━━━ Record extracts ━━━

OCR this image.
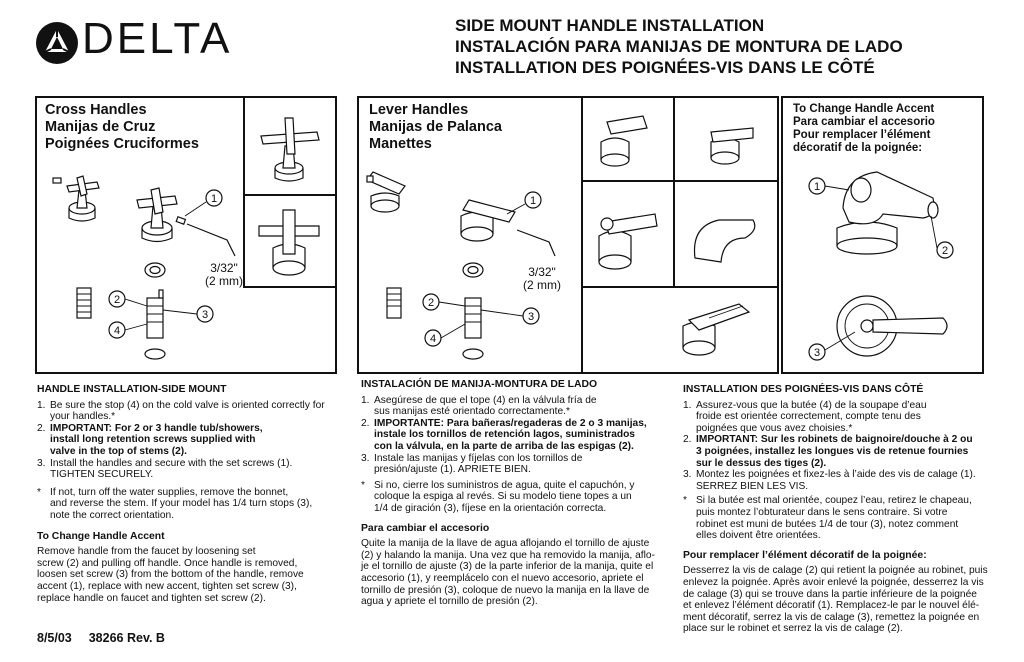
DELTA	SIDE MOUNT HANDLE INSTALLATION
INSTALACIÓN PARA MANIJAS DE MONTURA DE LADO
INSTALLATION DES POIGNÉES-VIS DANS LE CÔTÉ
Cross Handles
Manijas de Cruz
Poignées Cruciformes
1
2
3
4
3/32"
(2 mm)
Lever Handles
Manijas de Palanca
Manettes
1
2
3
4
3/32"
(2 mm)
To Change Handle Accent
Para cambiar el accesorio
Pour remplacer l’élément
décoratif de la poignée:
1
2
3
HANDLE INSTALLATION-SIDE MOUNT
1. Be sure the stop (4) on the cold valve is oriented correctly for
your handles.*
2. IMPORTANT: For 2 or 3 handle tub/showers,
install long retention screws supplied with
valve in the top of stems (2).
3. Install the handles and secure with the set screws (1).
TIGHTEN SECURELY.
* If not, turn off the water supplies, remove the bonnet,
and reverse the stem. If your model has 1/4 turn stops (3),
note the correct orientation.
To Change Handle Accent

Remove handle from the faucet by loosening set

screw (2) and pulling off handle. Once handle is removed,

loosen set screw (3) from the bottom of the handle, remove

accent (1), replace with new accent, tighten set screw (3),

replace handle on faucet and tighten set screw (2).

INSTALACIÓN DE MANIJA-MONTURA DE LADO
1. Asegúrese de que el tope (4) en la válvula fría de
sus manijas esté orientado correctamente.*
2. IMPORTANTE: Para bañeras/regaderas de 2 o 3 manijas,
instale los tornillos de retención lagos, suministrados
con la válvula, en la parte de arriba de las espigas (2).
3. Instale las manijas y fíjelas con los tornillos de
presión/ajuste (1). APRIETE BIEN.
* Si no, cierre los suministros de agua, quite el capuchón, y
coloque la espiga al revés. Si su modelo tiene topes a un
1/4 de giración (3), fíjese en la orientación correcta.
Para cambiar el accesorio

Quite la manija de la llave de agua aflojando el tornillo de ajuste

(2) y halando la manija. Una vez que ha removido la manija, aflo-

je el tornillo de ajuste (3) de la parte inferior de la manija, quite el

accesorio (1), y reemplácelo con el nuevo accesorio, apriete el

tornillo de presión (3), coloque de nuevo la manija en la llave de

agua y apriete el tornillo de presión (2).

INSTALLATION DES POIGNÉES-VIS DANS CÔTÉ
1. Assurez-vous que la butée (4) de la soupape d’eau
froide est orientée correctement, compte tenu des
poignées que vous avez choisies.*
2. IMPORTANT: Sur les robinets de baignoire/douche à 2 ou
3 poignées, installez les longues vis de retenue fournies
sur le dessus des tiges (2).
3. Montez les poignées et fixez-les à l’aide des vis de calage (1).
SERREZ BIEN LES VIS.
* Si la butée est mal orientée, coupez l’eau, retirez le chapeau,
puis montez l’obturateur dans le sens contraire. Si votre
robinet est muni de butées 1/4 de tour (3), notez comment
elles doivent être orientées.
Pour remplacer l’élément décoratif de la poignée:

Desserrez la vis de calage (2) qui retient la poignée au robinet, puis

enlevez la poignée. Après avoir enlevé la poignée, desserrez la vis

de calage (3) qui se trouve dans la partie inférieure de la poignée

et enlevez l’élément décoratif (1). Remplacez-le par le nouvel élé-

ment décoratif, serrez la vis de calage (3), remettez la poignée en

place sur le robinet et serrez la vis de calage (2).

8/5/03 38266 Rev. B
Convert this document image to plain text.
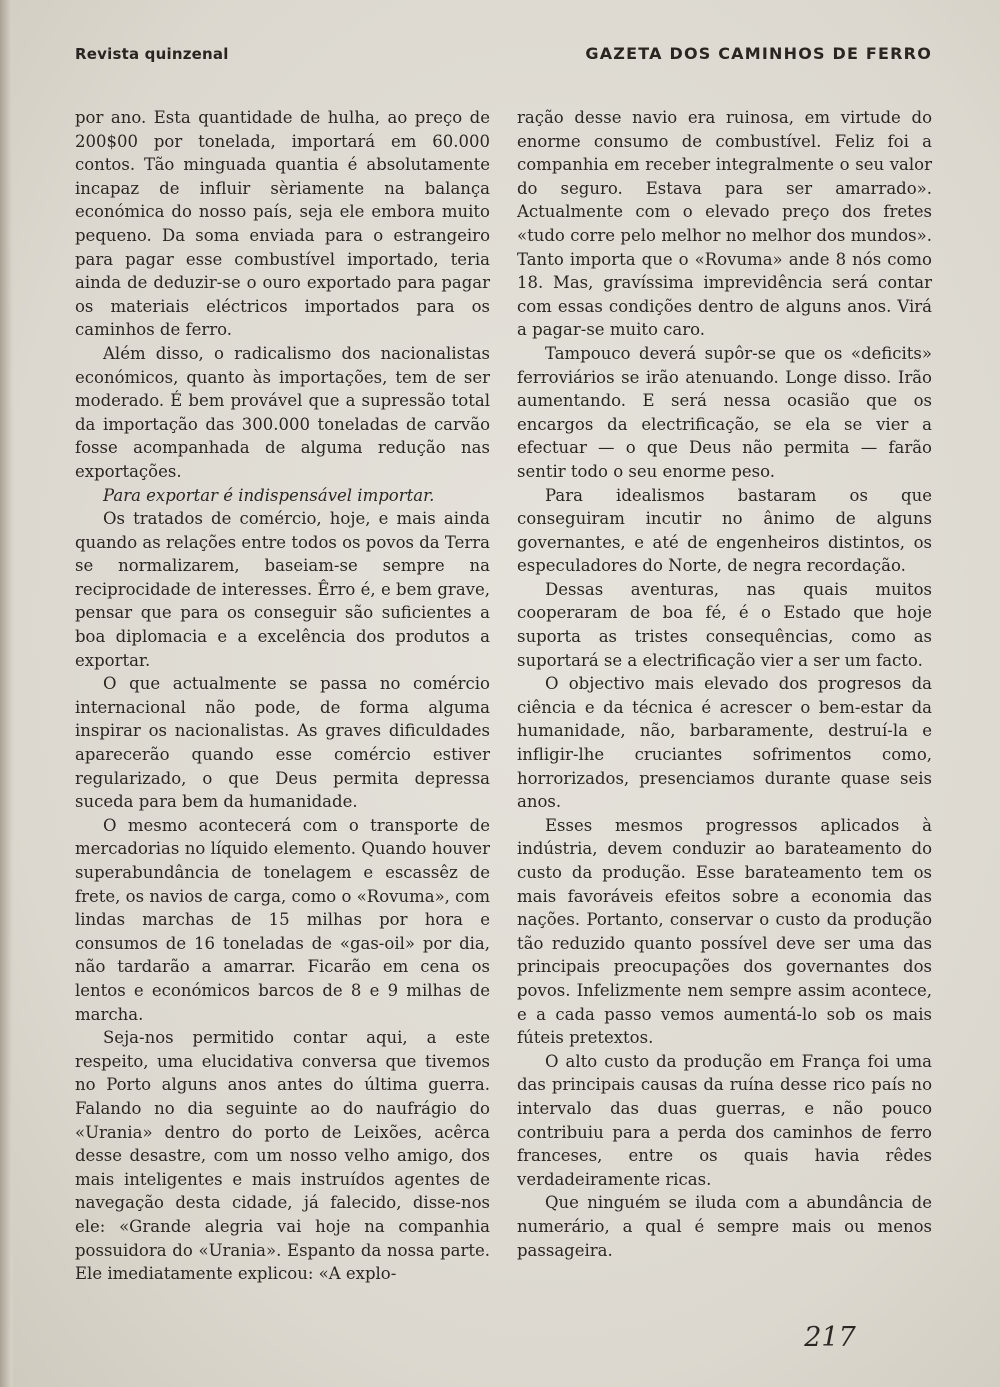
Revista quinzenal	GAZETA DOS CAMINHOS DE FERRO

por ano. Esta quantidade de hulha, ao preço de 200$00 por tonelada, importará em 60.000 contos. Tão minguada quantia é absolutamente incapaz de influir sèriamente na balança económica do nosso país, seja ele embora muito pequeno. Da soma enviada para o estrangeiro para pagar esse combustível importado, teria ainda de deduzir-se o ouro exportado para pagar os materiais eléctricos importados para os caminhos de ferro.

Além disso, o radicalismo dos nacionalistas económicos, quanto às importações, tem de ser moderado. É bem provável que a supressão total da importação das 300.000 toneladas de carvão fosse acompanhada de alguma redução nas exportações.

Para exportar é indispensável importar.

Os tratados de comércio, hoje, e mais ainda quando as relações entre todos os povos da Terra se normalizarem, baseiam-se sempre na reciprocidade de interesses. Êrro é, e bem grave, pensar que para os conseguir são suficientes a boa diplomacia e a excelência dos produtos a exportar.

O que actualmente se passa no comércio internacional não pode, de forma alguma inspirar os nacionalistas. As graves dificuldades aparecerão quando esse comércio estiver regularizado, o que Deus permita depressa suceda para bem da humanidade.

O mesmo acontecerá com o transporte de mercadorias no líquido elemento. Quando houver superabundância de tonelagem e escassêz de frete, os navios de carga, como o «Rovuma», com lindas marchas de 15 milhas por hora e consumos de 16 toneladas de «gas-oil» por dia, não tardarão a amarrar. Ficarão em cena os lentos e económicos barcos de 8 e 9 milhas de marcha.

Seja-nos permitido contar aqui, a este respeito, uma elucidativa conversa que tivemos no Porto alguns anos antes do última guerra. Falando no dia seguinte ao do naufrágio do «Urania» dentro do porto de Leixões, acêrca desse desastre, com um nosso velho amigo, dos mais inteligentes e mais instruídos agentes de navegação desta cidade, já falecido, disse-nos ele: «Grande alegria vai hoje na companhia possuidora do «Urania». Espanto da nossa parte. Ele imediatamente explicou: «A explo-

ração desse navio era ruinosa, em virtude do enorme consumo de combustível. Feliz foi a companhia em receber integralmente o seu valor do seguro. Estava para ser amarrado». Actualmente com o elevado preço dos fretes «tudo corre pelo melhor no melhor dos mundos». Tanto importa que o «Rovuma» ande 8 nós como 18. Mas, gravíssima imprevidência será contar com essas condições dentro de alguns anos. Virá a pagar-se muito caro.

Tampouco deverá supôr-se que os «deficits» ferroviários se irão atenuando. Longe disso. Irão aumentando. E será nessa ocasião que os encargos da electrificação, se ela se vier a efectuar — o que Deus não permita — farão sentir todo o seu enorme peso.

Para idealismos bastaram os que conseguiram incutir no ânimo de alguns governantes, e até de engenheiros distintos, os especuladores do Norte, de negra recordação.

Dessas aventuras, nas quais muitos cooperaram de boa fé, é o Estado que hoje suporta as tristes consequências, como as suportará se a electrificação vier a ser um facto.

O objectivo mais elevado dos progresos da ciência e da técnica é acrescer o bem-estar da humanidade, não, barbaramente, destruí-la e infligir-lhe cruciantes sofrimentos como, horrorizados, presenciamos durante quase seis anos.

Esses mesmos progressos aplicados à indústria, devem conduzir ao barateamento do custo da produção. Esse barateamento tem os mais favoráveis efeitos sobre a economia das nações. Portanto, conservar o custo da produção tão reduzido quanto possível deve ser uma das principais preocupações dos governantes dos povos. Infelizmente nem sempre assim acontece, e a cada passo vemos aumentá-lo sob os mais fúteis pretextos.

O alto custo da produção em França foi uma das principais causas da ruína desse rico país no intervalo das duas guerras, e não pouco contribuiu para a perda dos caminhos de ferro franceses, entre os quais havia rêdes verdadeiramente ricas.

Que ninguém se iluda com a abundância de numerário, a qual é sempre mais ou menos passageira.

217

━━━

Exercise goal
Go back to the records above and write them out exactly, without the pictures.

Response below
OCR this image.
DELTA	SIDE MOUNT HANDLE INSTALLATION
INSTALACIÓN PARA MANIJAS DE MONTURA DE LADO
INSTALLATION DES POIGNÉES-VIS DANS LE CÔTÉ
Cross Handles
Manijas de Cruz
Poignées Cruciformes
1
2
3
4
3/32"
(2 mm)
Lever Handles
Manijas de Palanca
Manettes
1
2
3
4
3/32"
(2 mm)
To Change Handle Accent
Para cambiar el accesorio
Pour remplacer l’élément
décoratif de la poignée:
1
2
3
HANDLE INSTALLATION-SIDE MOUNT
1. Be sure the stop (4) on the cold valve is oriented correctly for
your handles.*
2. IMPORTANT: For 2 or 3 handle tub/showers,
install long retention screws supplied with
valve in the top of stems (2).
3. Install the handles and secure with the set screws (1).
TIGHTEN SECURELY.
* If not, turn off the water supplies, remove the bonnet,
and reverse the stem. If your model has 1/4 turn stops (3),
note the correct orientation.
To Change Handle Accent

Remove handle from the faucet by loosening set

screw (2) and pulling off handle. Once handle is removed,

loosen set screw (3) from the bottom of the handle, remove

accent (1), replace with new accent, tighten set screw (3),

replace handle on faucet and tighten set screw (2).

INSTALACIÓN DE MANIJA-MONTURA DE LADO
1. Asegúrese de que el tope (4) en la válvula fría de
sus manijas esté orientado correctamente.*
2. IMPORTANTE: Para bañeras/regaderas de 2 o 3 manijas,
instale los tornillos de retención lagos, suministrados
con la válvula, en la parte de arriba de las espigas (2).
3. Instale las manijas y fíjelas con los tornillos de
presión/ajuste (1). APRIETE BIEN.
* Si no, cierre los suministros de agua, quite el capuchón, y
coloque la espiga al revés. Si su modelo tiene topes a un
1/4 de giración (3), fíjese en la orientación correcta.
Para cambiar el accesorio

Quite la manija de la llave de agua aflojando el tornillo de ajuste

(2) y halando la manija. Una vez que ha removido la manija, aflo-

je el tornillo de ajuste (3) de la parte inferior de la manija, quite el

accesorio (1), y reemplácelo con el nuevo accesorio, apriete el

tornillo de presión (3), coloque de nuevo la manija en la llave de

agua y apriete el tornillo de presión (2).

INSTALLATION DES POIGNÉES-VIS DANS CÔTÉ
1. Assurez-vous que la butée (4) de la soupape d’eau
froide est orientée correctement, compte tenu des
poignées que vous avez choisies.*
2. IMPORTANT: Sur les robinets de baignoire/douche à 2 ou
3 poignées, installez les longues vis de retenue fournies
sur le dessus des tiges (2).
3. Montez les poignées et fixez-les à l’aide des vis de calage (1).
SERREZ BIEN LES VIS.
* Si la butée est mal orientée, coupez l’eau, retirez le chapeau,
puis montez l’obturateur dans le sens contraire. Si votre
robinet est muni de butées 1/4 de tour (3), notez comment
elles doivent être orientées.
Pour remplacer l’élément décoratif de la poignée:

Desserrez la vis de calage (2) qui retient la poignée au robinet, puis

enlevez la poignée. Après avoir enlevé la poignée, desserrez la vis

de calage (3) qui se trouve dans la partie inférieure de la poignée

et enlevez l’élément décoratif (1). Remplacez-le par le nouvel élé-

ment décoratif, serrez la vis de calage (3), remettez la poignée en

place sur le robinet et serrez la vis de calage (2).

8/5/03 38266 Rev. B
Convert this document image to plain text.
Revista quinzenal	GAZETA DOS CAMINHOS DE FERRO

por ano. Esta quantidade de hulha, ao preço de 200$00 por tonelada, importará em 60.000 contos. Tão minguada quantia é absolutamente incapaz de influir sèriamente na balança económica do nosso país, seja ele embora muito pequeno. Da soma enviada para o estrangeiro para pagar esse combustível importado, teria ainda de deduzir-se o ouro exportado para pagar os materiais eléctricos importados para os caminhos de ferro.

Além disso, o radicalismo dos nacionalistas económicos, quanto às importações, tem de ser moderado. É bem provável que a supressão total da importação das 300.000 toneladas de carvão fosse acompanhada de alguma redução nas exportações.

Para exportar é indispensável importar.

Os tratados de comércio, hoje, e mais ainda quando as relações entre todos os povos da Terra se normalizarem, baseiam-se sempre na reciprocidade de interesses. Êrro é, e bem grave, pensar que para os conseguir são suficientes a boa diplomacia e a excelência dos produtos a exportar.

O que actualmente se passa no comércio internacional não pode, de forma alguma inspirar os nacionalistas. As graves dificuldades aparecerão quando esse comércio estiver regularizado, o que Deus permita depressa suceda para bem da humanidade.

O mesmo acontecerá com o transporte de mercadorias no líquido elemento. Quando houver superabundância de tonelagem e escassêz de frete, os navios de carga, como o «Rovuma», com lindas marchas de 15 milhas por hora e consumos de 16 toneladas de «gas-oil» por dia, não tardarão a amarrar. Ficarão em cena os lentos e económicos barcos de 8 e 9 milhas de marcha.

Seja-nos permitido contar aqui, a este respeito, uma elucidativa conversa que tivemos no Porto alguns anos antes do última guerra. Falando no dia seguinte ao do naufrágio do «Urania» dentro do porto de Leixões, acêrca desse desastre, com um nosso velho amigo, dos mais inteligentes e mais instruídos agentes de navegação desta cidade, já falecido, disse-nos ele: «Grande alegria vai hoje na companhia possuidora do «Urania». Espanto da nossa parte. Ele imediatamente explicou: «A explo-

ração desse navio era ruinosa, em virtude do enorme consumo de combustível. Feliz foi a companhia em receber integralmente o seu valor do seguro. Estava para ser amarrado». Actualmente com o elevado preço dos fretes «tudo corre pelo melhor no melhor dos mundos». Tanto importa que o «Rovuma» ande 8 nós como 18. Mas, gravíssima imprevidência será contar com essas condições dentro de alguns anos. Virá a pagar-se muito caro.

Tampouco deverá supôr-se que os «deficits» ferroviários se irão atenuando. Longe disso. Irão aumentando. E será nessa ocasião que os encargos da electrificação, se ela se vier a efectuar — o que Deus não permita — farão sentir todo o seu enorme peso.

Para idealismos bastaram os que conseguiram incutir no ânimo de alguns governantes, e até de engenheiros distintos, os especuladores do Norte, de negra recordação.

Dessas aventuras, nas quais muitos cooperaram de boa fé, é o Estado que hoje suporta as tristes consequências, como as suportará se a electrificação vier a ser um facto.

O objectivo mais elevado dos progresos da ciência e da técnica é acrescer o bem-estar da humanidade, não, barbaramente, destruí-la e infligir-lhe cruciantes sofrimentos como, horrorizados, presenciamos durante quase seis anos.

Esses mesmos progressos aplicados à indústria, devem conduzir ao barateamento do custo da produção. Esse barateamento tem os mais favoráveis efeitos sobre a economia das nações. Portanto, conservar o custo da produção tão reduzido quanto possível deve ser uma das principais preocupações dos governantes dos povos. Infelizmente nem sempre assim acontece, e a cada passo vemos aumentá-lo sob os mais fúteis pretextos.

O alto custo da produção em França foi uma das principais causas da ruína desse rico país no intervalo das duas guerras, e não pouco contribuiu para a perda dos caminhos de ferro franceses, entre os quais havia rêdes verdadeiramente ricas.

Que ninguém se iluda com a abundância de numerário, a qual é sempre mais ou menos passageira.

217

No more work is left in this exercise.